- **Given data**
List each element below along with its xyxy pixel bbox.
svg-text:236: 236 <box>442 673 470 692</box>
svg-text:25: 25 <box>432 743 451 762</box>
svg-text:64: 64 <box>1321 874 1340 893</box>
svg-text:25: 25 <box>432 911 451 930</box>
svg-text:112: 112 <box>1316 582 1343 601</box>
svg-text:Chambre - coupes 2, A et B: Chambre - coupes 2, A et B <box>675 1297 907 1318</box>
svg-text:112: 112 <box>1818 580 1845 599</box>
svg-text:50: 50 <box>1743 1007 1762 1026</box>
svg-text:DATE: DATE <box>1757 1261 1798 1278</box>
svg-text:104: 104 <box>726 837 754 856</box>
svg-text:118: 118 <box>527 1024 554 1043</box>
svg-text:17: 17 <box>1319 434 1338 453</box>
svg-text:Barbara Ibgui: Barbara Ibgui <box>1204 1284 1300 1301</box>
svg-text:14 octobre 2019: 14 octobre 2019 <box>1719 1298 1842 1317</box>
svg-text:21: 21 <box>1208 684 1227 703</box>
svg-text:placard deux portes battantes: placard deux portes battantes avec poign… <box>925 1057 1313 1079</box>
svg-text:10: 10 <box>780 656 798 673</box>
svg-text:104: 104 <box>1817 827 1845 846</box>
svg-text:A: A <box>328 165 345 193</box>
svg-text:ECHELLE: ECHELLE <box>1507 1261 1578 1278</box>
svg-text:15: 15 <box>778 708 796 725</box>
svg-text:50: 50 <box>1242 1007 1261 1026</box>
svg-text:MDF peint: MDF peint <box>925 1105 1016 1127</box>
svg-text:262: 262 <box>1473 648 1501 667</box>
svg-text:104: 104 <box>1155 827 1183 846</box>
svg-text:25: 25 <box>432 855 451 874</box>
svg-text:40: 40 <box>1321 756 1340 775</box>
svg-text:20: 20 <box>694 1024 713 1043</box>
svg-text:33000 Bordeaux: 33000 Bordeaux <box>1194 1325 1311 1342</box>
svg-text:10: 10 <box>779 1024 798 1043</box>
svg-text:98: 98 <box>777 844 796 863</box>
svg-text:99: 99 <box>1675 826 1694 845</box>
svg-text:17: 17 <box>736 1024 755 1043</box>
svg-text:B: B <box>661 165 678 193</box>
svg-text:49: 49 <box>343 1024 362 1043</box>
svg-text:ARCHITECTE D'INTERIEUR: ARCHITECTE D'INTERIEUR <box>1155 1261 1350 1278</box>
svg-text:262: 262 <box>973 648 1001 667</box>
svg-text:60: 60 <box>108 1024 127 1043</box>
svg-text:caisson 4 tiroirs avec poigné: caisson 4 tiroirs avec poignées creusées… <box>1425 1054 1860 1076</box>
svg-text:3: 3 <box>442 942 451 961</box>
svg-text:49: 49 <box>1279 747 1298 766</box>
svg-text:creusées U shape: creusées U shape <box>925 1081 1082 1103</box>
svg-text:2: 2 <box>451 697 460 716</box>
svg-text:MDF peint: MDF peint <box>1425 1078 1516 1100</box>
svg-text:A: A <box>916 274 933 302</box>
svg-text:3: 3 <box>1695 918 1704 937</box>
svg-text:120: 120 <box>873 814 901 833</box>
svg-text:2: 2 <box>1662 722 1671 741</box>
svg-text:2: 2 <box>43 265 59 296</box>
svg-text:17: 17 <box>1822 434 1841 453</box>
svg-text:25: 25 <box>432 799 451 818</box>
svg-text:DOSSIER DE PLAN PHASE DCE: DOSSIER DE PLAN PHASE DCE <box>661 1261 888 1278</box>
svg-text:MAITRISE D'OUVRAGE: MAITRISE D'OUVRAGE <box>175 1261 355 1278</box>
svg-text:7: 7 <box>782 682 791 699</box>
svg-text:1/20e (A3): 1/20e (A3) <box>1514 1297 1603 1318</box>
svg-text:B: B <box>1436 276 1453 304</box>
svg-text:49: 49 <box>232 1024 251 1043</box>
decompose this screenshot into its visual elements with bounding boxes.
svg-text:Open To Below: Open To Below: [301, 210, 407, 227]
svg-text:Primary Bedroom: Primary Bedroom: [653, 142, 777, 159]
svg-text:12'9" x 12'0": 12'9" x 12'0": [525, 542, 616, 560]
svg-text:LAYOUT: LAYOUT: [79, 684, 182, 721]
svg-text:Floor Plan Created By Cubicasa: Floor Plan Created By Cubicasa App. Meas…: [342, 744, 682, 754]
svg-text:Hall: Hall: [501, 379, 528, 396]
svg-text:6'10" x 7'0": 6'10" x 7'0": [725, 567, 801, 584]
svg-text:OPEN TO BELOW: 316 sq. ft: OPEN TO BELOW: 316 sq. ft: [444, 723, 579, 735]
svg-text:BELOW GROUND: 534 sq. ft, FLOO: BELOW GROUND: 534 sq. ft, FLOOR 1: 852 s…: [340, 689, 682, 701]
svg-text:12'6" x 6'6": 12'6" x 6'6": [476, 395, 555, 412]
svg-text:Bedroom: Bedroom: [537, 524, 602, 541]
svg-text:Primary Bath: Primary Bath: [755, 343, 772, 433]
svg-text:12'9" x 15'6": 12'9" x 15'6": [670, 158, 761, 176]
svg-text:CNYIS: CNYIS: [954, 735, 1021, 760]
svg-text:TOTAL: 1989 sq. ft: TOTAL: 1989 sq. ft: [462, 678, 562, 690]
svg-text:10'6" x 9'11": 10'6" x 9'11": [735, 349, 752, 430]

- **Exercise instructions**
Reproduce every one of the rows above verbatim, with no changes.

- **Exercise result**
List each element below along with its xyxy pixel bbox.
svg-text:236: 236 <box>442 673 470 692</box>
svg-text:25: 25 <box>432 743 451 762</box>
svg-text:64: 64 <box>1321 874 1340 893</box>
svg-text:25: 25 <box>432 911 451 930</box>
svg-text:112: 112 <box>1316 582 1343 601</box>
svg-text:Chambre - coupes 2, A et B: Chambre - coupes 2, A et B <box>675 1297 907 1318</box>
svg-text:112: 112 <box>1818 580 1845 599</box>
svg-text:50: 50 <box>1743 1007 1762 1026</box>
svg-text:DATE: DATE <box>1757 1261 1798 1278</box>
svg-text:104: 104 <box>726 837 754 856</box>
svg-text:118: 118 <box>527 1024 554 1043</box>
svg-text:17: 17 <box>1319 434 1338 453</box>
svg-text:Barbara Ibgui: Barbara Ibgui <box>1204 1284 1300 1301</box>
svg-text:14 octobre 2019: 14 octobre 2019 <box>1719 1298 1842 1317</box>
svg-text:21: 21 <box>1208 684 1227 703</box>
svg-text:placard deux portes battantes: placard deux portes battantes avec poign… <box>925 1057 1313 1079</box>
svg-text:10: 10 <box>780 656 798 673</box>
svg-text:104: 104 <box>1817 827 1845 846</box>
svg-text:A: A <box>328 165 345 193</box>
svg-text:ECHELLE: ECHELLE <box>1507 1261 1578 1278</box>
svg-text:15: 15 <box>778 708 796 725</box>
svg-text:50: 50 <box>1242 1007 1261 1026</box>
svg-text:MDF peint: MDF peint <box>925 1105 1016 1127</box>
svg-text:262: 262 <box>1473 648 1501 667</box>
svg-text:104: 104 <box>1155 827 1183 846</box>
svg-text:25: 25 <box>432 855 451 874</box>
svg-text:40: 40 <box>1321 756 1340 775</box>
svg-text:20: 20 <box>694 1024 713 1043</box>
svg-text:33000 Bordeaux: 33000 Bordeaux <box>1194 1325 1311 1342</box>
svg-text:10: 10 <box>779 1024 798 1043</box>
svg-text:98: 98 <box>777 844 796 863</box>
svg-text:99: 99 <box>1675 826 1694 845</box>
svg-text:17: 17 <box>736 1024 755 1043</box>
svg-text:B: B <box>661 165 678 193</box>
svg-text:49: 49 <box>343 1024 362 1043</box>
svg-text:ARCHITECTE D'INTERIEUR: ARCHITECTE D'INTERIEUR <box>1155 1261 1350 1278</box>
svg-text:262: 262 <box>973 648 1001 667</box>
svg-text:60: 60 <box>108 1024 127 1043</box>
svg-text:caisson 4 tiroirs avec poigné: caisson 4 tiroirs avec poignées creusées… <box>1425 1054 1860 1076</box>
svg-text:3: 3 <box>442 942 451 961</box>
svg-text:49: 49 <box>1279 747 1298 766</box>
svg-text:creusées U shape: creusées U shape <box>925 1081 1082 1103</box>
svg-text:2: 2 <box>451 697 460 716</box>
svg-text:MDF peint: MDF peint <box>1425 1078 1516 1100</box>
svg-text:A: A <box>916 274 933 302</box>
svg-text:3: 3 <box>1695 918 1704 937</box>
svg-text:120: 120 <box>873 814 901 833</box>
svg-text:2: 2 <box>1662 722 1671 741</box>
svg-text:2: 2 <box>43 265 59 296</box>
svg-text:17: 17 <box>1822 434 1841 453</box>
svg-text:25: 25 <box>432 799 451 818</box>
svg-text:DOSSIER DE PLAN PHASE DCE: DOSSIER DE PLAN PHASE DCE <box>661 1261 888 1278</box>
svg-text:MAITRISE D'OUVRAGE: MAITRISE D'OUVRAGE <box>175 1261 355 1278</box>
svg-text:7: 7 <box>782 682 791 699</box>
svg-text:1/20e (A3): 1/20e (A3) <box>1514 1297 1603 1318</box>
svg-text:B: B <box>1436 276 1453 304</box>
svg-text:49: 49 <box>232 1024 251 1043</box>
decompose this screenshot into its visual elements with bounding boxes.
svg-text:Open To Below: Open To Below: [301, 210, 407, 227]
svg-text:Primary Bedroom: Primary Bedroom: [653, 142, 777, 159]
svg-text:12'9" x 12'0": 12'9" x 12'0": [525, 542, 616, 560]
svg-text:LAYOUT: LAYOUT: [79, 684, 182, 721]
svg-text:Floor Plan Created By Cubicasa: Floor Plan Created By Cubicasa App. Meas…: [342, 744, 682, 754]
svg-text:Hall: Hall: [501, 379, 528, 396]
svg-text:6'10" x 7'0": 6'10" x 7'0": [725, 567, 801, 584]
svg-text:OPEN TO BELOW: 316 sq. ft: OPEN TO BELOW: 316 sq. ft: [444, 723, 579, 735]
svg-text:BELOW GROUND: 534 sq. ft, FLOO: BELOW GROUND: 534 sq. ft, FLOOR 1: 852 s…: [340, 689, 682, 701]
svg-text:12'6" x 6'6": 12'6" x 6'6": [476, 395, 555, 412]
svg-text:Bedroom: Bedroom: [537, 524, 602, 541]
svg-text:Primary Bath: Primary Bath: [755, 343, 772, 433]
svg-text:12'9" x 15'6": 12'9" x 15'6": [670, 158, 761, 176]
svg-text:CNYIS: CNYIS: [954, 735, 1021, 760]
svg-text:TOTAL: 1989 sq. ft: TOTAL: 1989 sq. ft: [462, 678, 562, 690]
svg-text:10'6" x 9'11": 10'6" x 9'11": [735, 349, 752, 430]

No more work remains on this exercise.